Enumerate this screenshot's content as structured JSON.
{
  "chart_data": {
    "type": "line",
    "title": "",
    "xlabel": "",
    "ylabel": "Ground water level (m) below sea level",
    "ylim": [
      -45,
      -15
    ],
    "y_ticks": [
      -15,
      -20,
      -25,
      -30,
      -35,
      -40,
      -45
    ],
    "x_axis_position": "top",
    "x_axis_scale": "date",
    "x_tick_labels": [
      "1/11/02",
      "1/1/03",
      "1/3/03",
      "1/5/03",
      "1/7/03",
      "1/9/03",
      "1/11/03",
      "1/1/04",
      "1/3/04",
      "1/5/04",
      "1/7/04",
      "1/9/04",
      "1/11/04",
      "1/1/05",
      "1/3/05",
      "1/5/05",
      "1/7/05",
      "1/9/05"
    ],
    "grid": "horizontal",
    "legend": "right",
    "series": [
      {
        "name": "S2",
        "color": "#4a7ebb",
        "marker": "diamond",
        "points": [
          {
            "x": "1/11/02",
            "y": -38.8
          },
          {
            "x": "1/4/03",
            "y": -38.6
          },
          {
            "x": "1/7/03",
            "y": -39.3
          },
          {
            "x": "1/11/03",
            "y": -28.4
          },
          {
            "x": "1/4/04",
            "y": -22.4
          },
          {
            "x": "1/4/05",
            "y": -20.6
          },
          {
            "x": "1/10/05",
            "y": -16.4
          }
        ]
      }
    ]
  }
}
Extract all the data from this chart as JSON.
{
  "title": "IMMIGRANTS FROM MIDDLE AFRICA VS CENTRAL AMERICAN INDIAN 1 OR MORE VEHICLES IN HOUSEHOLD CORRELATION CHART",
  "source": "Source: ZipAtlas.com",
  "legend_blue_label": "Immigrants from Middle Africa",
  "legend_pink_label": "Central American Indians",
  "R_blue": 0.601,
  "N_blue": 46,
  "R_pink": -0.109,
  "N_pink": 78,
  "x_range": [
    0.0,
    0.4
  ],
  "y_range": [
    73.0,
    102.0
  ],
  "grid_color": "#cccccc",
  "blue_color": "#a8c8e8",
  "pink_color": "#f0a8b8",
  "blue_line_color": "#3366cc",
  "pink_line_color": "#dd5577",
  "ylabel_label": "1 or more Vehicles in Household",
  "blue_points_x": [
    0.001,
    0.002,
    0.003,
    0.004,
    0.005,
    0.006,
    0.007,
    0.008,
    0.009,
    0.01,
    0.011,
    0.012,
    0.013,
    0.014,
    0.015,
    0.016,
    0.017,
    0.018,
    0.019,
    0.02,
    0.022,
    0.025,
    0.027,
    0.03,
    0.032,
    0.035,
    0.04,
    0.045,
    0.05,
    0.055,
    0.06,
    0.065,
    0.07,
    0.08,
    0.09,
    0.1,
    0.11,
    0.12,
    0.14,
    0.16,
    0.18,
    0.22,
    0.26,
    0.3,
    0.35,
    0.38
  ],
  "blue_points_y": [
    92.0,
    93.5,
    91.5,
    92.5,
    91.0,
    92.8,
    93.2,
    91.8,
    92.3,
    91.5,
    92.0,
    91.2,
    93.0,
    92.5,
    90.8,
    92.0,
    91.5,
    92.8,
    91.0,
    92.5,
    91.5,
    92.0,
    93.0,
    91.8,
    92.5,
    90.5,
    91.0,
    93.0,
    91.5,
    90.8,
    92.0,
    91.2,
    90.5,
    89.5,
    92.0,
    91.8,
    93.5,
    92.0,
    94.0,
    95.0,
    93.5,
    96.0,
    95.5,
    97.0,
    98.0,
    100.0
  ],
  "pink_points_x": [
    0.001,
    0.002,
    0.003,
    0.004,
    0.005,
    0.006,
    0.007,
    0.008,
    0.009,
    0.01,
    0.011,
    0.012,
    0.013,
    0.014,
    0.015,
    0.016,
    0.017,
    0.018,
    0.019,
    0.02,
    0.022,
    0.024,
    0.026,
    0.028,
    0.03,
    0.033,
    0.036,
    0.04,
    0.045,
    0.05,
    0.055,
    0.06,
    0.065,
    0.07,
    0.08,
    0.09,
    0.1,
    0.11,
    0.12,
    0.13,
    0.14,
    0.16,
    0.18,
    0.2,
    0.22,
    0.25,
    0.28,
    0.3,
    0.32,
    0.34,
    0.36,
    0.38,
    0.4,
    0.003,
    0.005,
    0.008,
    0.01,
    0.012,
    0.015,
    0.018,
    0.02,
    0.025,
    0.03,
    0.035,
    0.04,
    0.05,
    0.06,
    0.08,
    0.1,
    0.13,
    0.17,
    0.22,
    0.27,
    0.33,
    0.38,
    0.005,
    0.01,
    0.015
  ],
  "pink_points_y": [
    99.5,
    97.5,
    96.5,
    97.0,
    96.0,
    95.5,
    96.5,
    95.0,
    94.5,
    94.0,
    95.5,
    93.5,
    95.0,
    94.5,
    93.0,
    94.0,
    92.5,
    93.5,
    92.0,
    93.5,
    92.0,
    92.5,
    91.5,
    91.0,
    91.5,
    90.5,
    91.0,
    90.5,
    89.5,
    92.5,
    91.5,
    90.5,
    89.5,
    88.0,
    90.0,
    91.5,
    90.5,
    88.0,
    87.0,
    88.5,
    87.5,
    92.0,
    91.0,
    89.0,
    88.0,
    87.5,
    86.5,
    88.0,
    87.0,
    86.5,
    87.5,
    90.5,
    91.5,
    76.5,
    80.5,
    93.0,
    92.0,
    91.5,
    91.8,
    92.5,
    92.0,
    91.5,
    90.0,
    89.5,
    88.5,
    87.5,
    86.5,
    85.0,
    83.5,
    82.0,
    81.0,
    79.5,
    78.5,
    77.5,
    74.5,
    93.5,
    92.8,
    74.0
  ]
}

────────────────

## What you should do
Collect every line above that contains the word "title".

## Finished answer
    "title": "",
  "title": "IMMIGRANTS FROM MIDDLE AFRICA VS CENTRAL AMERICAN INDIAN 1 OR MORE VEHICLES IN HOUSEHOLD CORRELATION CHART",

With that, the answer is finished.